BEGIN

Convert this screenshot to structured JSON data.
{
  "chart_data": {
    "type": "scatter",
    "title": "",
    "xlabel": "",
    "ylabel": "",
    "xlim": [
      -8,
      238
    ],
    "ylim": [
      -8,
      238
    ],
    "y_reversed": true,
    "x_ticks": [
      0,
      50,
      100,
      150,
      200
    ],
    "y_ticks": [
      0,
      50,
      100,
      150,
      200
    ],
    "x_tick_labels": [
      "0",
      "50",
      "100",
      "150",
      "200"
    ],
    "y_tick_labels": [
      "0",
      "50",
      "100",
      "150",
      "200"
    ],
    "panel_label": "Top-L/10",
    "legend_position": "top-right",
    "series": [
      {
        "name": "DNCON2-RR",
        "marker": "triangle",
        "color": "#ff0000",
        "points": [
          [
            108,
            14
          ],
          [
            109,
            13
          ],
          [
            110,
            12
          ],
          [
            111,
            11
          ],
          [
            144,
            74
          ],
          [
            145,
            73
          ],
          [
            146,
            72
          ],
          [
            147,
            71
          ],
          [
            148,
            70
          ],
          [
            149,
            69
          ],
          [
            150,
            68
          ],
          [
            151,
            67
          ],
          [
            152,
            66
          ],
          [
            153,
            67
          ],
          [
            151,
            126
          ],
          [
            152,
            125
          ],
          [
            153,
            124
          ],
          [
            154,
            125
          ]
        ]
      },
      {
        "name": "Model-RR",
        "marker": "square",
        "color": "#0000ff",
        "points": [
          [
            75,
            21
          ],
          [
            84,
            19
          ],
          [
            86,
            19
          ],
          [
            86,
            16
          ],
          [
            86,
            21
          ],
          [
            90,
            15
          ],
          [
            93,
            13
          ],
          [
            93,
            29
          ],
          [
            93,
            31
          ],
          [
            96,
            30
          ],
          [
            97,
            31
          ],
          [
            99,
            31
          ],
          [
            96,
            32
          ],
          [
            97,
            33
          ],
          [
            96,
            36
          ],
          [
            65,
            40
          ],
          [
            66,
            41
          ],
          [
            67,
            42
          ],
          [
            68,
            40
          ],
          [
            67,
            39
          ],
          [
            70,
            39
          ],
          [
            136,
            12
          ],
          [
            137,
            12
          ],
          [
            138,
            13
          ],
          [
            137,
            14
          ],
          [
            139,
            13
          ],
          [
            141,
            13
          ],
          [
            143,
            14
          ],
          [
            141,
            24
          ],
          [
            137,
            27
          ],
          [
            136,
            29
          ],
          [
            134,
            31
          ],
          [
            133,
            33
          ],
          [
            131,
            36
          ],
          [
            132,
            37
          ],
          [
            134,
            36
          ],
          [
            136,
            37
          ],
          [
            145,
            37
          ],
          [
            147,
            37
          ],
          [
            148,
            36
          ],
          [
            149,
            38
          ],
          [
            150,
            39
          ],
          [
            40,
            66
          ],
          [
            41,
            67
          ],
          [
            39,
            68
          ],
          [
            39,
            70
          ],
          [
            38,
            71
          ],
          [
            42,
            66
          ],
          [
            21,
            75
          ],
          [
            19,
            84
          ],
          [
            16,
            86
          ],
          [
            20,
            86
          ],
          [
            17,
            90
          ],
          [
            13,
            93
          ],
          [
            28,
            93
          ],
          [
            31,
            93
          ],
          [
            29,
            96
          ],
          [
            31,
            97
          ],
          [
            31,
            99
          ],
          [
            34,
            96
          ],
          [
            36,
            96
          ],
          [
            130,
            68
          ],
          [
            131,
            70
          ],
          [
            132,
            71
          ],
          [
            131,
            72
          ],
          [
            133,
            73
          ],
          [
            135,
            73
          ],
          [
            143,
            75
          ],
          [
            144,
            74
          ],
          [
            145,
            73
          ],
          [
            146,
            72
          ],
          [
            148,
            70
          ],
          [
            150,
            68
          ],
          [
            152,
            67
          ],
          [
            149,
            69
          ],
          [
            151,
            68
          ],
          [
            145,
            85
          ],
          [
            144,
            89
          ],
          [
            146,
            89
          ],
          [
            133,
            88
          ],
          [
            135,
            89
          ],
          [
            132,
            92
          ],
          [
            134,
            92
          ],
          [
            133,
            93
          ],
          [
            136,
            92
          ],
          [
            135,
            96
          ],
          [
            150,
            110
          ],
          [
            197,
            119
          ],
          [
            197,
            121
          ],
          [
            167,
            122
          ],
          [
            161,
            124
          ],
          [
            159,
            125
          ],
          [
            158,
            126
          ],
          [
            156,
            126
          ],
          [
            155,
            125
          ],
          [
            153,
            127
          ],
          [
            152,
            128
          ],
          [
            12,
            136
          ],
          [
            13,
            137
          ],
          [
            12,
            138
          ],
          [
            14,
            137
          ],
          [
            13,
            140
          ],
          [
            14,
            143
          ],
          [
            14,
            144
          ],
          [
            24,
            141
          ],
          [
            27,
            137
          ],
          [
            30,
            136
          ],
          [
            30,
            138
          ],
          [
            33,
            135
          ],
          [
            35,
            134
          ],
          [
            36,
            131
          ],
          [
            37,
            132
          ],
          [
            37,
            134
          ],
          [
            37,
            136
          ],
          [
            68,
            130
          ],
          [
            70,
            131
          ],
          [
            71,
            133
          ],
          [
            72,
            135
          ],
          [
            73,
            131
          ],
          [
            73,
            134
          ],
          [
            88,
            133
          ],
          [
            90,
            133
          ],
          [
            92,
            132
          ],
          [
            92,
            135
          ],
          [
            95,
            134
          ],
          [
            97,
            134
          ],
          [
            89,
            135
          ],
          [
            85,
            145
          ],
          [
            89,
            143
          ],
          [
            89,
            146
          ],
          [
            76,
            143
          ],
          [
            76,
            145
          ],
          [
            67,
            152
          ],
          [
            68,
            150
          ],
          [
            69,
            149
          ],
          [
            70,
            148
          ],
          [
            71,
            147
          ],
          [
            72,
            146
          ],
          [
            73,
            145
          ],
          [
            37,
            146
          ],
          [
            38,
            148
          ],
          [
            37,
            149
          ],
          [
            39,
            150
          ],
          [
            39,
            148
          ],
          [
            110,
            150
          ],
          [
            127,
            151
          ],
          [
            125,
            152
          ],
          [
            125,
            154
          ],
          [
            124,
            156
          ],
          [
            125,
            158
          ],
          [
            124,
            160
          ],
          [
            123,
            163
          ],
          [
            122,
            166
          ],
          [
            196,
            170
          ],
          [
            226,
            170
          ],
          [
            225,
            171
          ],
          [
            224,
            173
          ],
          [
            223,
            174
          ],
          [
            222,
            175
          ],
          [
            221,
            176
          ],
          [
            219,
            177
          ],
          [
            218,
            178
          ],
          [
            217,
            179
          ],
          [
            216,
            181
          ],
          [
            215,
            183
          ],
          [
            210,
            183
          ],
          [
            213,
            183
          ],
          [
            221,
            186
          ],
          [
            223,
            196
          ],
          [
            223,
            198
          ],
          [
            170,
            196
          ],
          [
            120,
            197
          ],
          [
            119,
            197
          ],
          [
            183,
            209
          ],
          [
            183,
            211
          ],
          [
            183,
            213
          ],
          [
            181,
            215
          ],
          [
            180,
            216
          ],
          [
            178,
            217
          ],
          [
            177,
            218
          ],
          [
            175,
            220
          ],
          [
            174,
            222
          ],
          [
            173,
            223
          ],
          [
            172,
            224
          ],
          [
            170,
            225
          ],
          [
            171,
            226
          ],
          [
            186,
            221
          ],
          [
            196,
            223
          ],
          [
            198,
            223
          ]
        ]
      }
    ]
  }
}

END

Reproduce each entry above exactly, keeping every word.

• [The output]
Convert this screenshot to structured JSON data.
{
  "chart_data": {
    "type": "scatter",
    "title": "",
    "xlabel": "",
    "ylabel": "",
    "xlim": [
      -8,
      238
    ],
    "ylim": [
      -8,
      238
    ],
    "y_reversed": true,
    "x_ticks": [
      0,
      50,
      100,
      150,
      200
    ],
    "y_ticks": [
      0,
      50,
      100,
      150,
      200
    ],
    "x_tick_labels": [
      "0",
      "50",
      "100",
      "150",
      "200"
    ],
    "y_tick_labels": [
      "0",
      "50",
      "100",
      "150",
      "200"
    ],
    "panel_label": "Top-L/10",
    "legend_position": "top-right",
    "series": [
      {
        "name": "DNCON2-RR",
        "marker": "triangle",
        "color": "#ff0000",
        "points": [
          [
            108,
            14
          ],
          [
            109,
            13
          ],
          [
            110,
            12
          ],
          [
            111,
            11
          ],
          [
            144,
            74
          ],
          [
            145,
            73
          ],
          [
            146,
            72
          ],
          [
            147,
            71
          ],
          [
            148,
            70
          ],
          [
            149,
            69
          ],
          [
            150,
            68
          ],
          [
            151,
            67
          ],
          [
            152,
            66
          ],
          [
            153,
            67
          ],
          [
            151,
            126
          ],
          [
            152,
            125
          ],
          [
            153,
            124
          ],
          [
            154,
            125
          ]
        ]
      },
      {
        "name": "Model-RR",
        "marker": "square",
        "color": "#0000ff",
        "points": [
          [
            75,
            21
          ],
          [
            84,
            19
          ],
          [
            86,
            19
          ],
          [
            86,
            16
          ],
          [
            86,
            21
          ],
          [
            90,
            15
          ],
          [
            93,
            13
          ],
          [
            93,
            29
          ],
          [
            93,
            31
          ],
          [
            96,
            30
          ],
          [
            97,
            31
          ],
          [
            99,
            31
          ],
          [
            96,
            32
          ],
          [
            97,
            33
          ],
          [
            96,
            36
          ],
          [
            65,
            40
          ],
          [
            66,
            41
          ],
          [
            67,
            42
          ],
          [
            68,
            40
          ],
          [
            67,
            39
          ],
          [
            70,
            39
          ],
          [
            136,
            12
          ],
          [
            137,
            12
          ],
          [
            138,
            13
          ],
          [
            137,
            14
          ],
          [
            139,
            13
          ],
          [
            141,
            13
          ],
          [
            143,
            14
          ],
          [
            141,
            24
          ],
          [
            137,
            27
          ],
          [
            136,
            29
          ],
          [
            134,
            31
          ],
          [
            133,
            33
          ],
          [
            131,
            36
          ],
          [
            132,
            37
          ],
          [
            134,
            36
          ],
          [
            136,
            37
          ],
          [
            145,
            37
          ],
          [
            147,
            37
          ],
          [
            148,
            36
          ],
          [
            149,
            38
          ],
          [
            150,
            39
          ],
          [
            40,
            66
          ],
          [
            41,
            67
          ],
          [
            39,
            68
          ],
          [
            39,
            70
          ],
          [
            38,
            71
          ],
          [
            42,
            66
          ],
          [
            21,
            75
          ],
          [
            19,
            84
          ],
          [
            16,
            86
          ],
          [
            20,
            86
          ],
          [
            17,
            90
          ],
          [
            13,
            93
          ],
          [
            28,
            93
          ],
          [
            31,
            93
          ],
          [
            29,
            96
          ],
          [
            31,
            97
          ],
          [
            31,
            99
          ],
          [
            34,
            96
          ],
          [
            36,
            96
          ],
          [
            130,
            68
          ],
          [
            131,
            70
          ],
          [
            132,
            71
          ],
          [
            131,
            72
          ],
          [
            133,
            73
          ],
          [
            135,
            73
          ],
          [
            143,
            75
          ],
          [
            144,
            74
          ],
          [
            145,
            73
          ],
          [
            146,
            72
          ],
          [
            148,
            70
          ],
          [
            150,
            68
          ],
          [
            152,
            67
          ],
          [
            149,
            69
          ],
          [
            151,
            68
          ],
          [
            145,
            85
          ],
          [
            144,
            89
          ],
          [
            146,
            89
          ],
          [
            133,
            88
          ],
          [
            135,
            89
          ],
          [
            132,
            92
          ],
          [
            134,
            92
          ],
          [
            133,
            93
          ],
          [
            136,
            92
          ],
          [
            135,
            96
          ],
          [
            150,
            110
          ],
          [
            197,
            119
          ],
          [
            197,
            121
          ],
          [
            167,
            122
          ],
          [
            161,
            124
          ],
          [
            159,
            125
          ],
          [
            158,
            126
          ],
          [
            156,
            126
          ],
          [
            155,
            125
          ],
          [
            153,
            127
          ],
          [
            152,
            128
          ],
          [
            12,
            136
          ],
          [
            13,
            137
          ],
          [
            12,
            138
          ],
          [
            14,
            137
          ],
          [
            13,
            140
          ],
          [
            14,
            143
          ],
          [
            14,
            144
          ],
          [
            24,
            141
          ],
          [
            27,
            137
          ],
          [
            30,
            136
          ],
          [
            30,
            138
          ],
          [
            33,
            135
          ],
          [
            35,
            134
          ],
          [
            36,
            131
          ],
          [
            37,
            132
          ],
          [
            37,
            134
          ],
          [
            37,
            136
          ],
          [
            68,
            130
          ],
          [
            70,
            131
          ],
          [
            71,
            133
          ],
          [
            72,
            135
          ],
          [
            73,
            131
          ],
          [
            73,
            134
          ],
          [
            88,
            133
          ],
          [
            90,
            133
          ],
          [
            92,
            132
          ],
          [
            92,
            135
          ],
          [
            95,
            134
          ],
          [
            97,
            134
          ],
          [
            89,
            135
          ],
          [
            85,
            145
          ],
          [
            89,
            143
          ],
          [
            89,
            146
          ],
          [
            76,
            143
          ],
          [
            76,
            145
          ],
          [
            67,
            152
          ],
          [
            68,
            150
          ],
          [
            69,
            149
          ],
          [
            70,
            148
          ],
          [
            71,
            147
          ],
          [
            72,
            146
          ],
          [
            73,
            145
          ],
          [
            37,
            146
          ],
          [
            38,
            148
          ],
          [
            37,
            149
          ],
          [
            39,
            150
          ],
          [
            39,
            148
          ],
          [
            110,
            150
          ],
          [
            127,
            151
          ],
          [
            125,
            152
          ],
          [
            125,
            154
          ],
          [
            124,
            156
          ],
          [
            125,
            158
          ],
          [
            124,
            160
          ],
          [
            123,
            163
          ],
          [
            122,
            166
          ],
          [
            196,
            170
          ],
          [
            226,
            170
          ],
          [
            225,
            171
          ],
          [
            224,
            173
          ],
          [
            223,
            174
          ],
          [
            222,
            175
          ],
          [
            221,
            176
          ],
          [
            219,
            177
          ],
          [
            218,
            178
          ],
          [
            217,
            179
          ],
          [
            216,
            181
          ],
          [
            215,
            183
          ],
          [
            210,
            183
          ],
          [
            213,
            183
          ],
          [
            221,
            186
          ],
          [
            223,
            196
          ],
          [
            223,
            198
          ],
          [
            170,
            196
          ],
          [
            120,
            197
          ],
          [
            119,
            197
          ],
          [
            183,
            209
          ],
          [
            183,
            211
          ],
          [
            183,
            213
          ],
          [
            181,
            215
          ],
          [
            180,
            216
          ],
          [
            178,
            217
          ],
          [
            177,
            218
          ],
          [
            175,
            220
          ],
          [
            174,
            222
          ],
          [
            173,
            223
          ],
          [
            172,
            224
          ],
          [
            170,
            225
          ],
          [
            171,
            226
          ],
          [
            186,
            221
          ],
          [
            196,
            223
          ],
          [
            198,
            223
          ]
        ]
      }
    ]
  }
}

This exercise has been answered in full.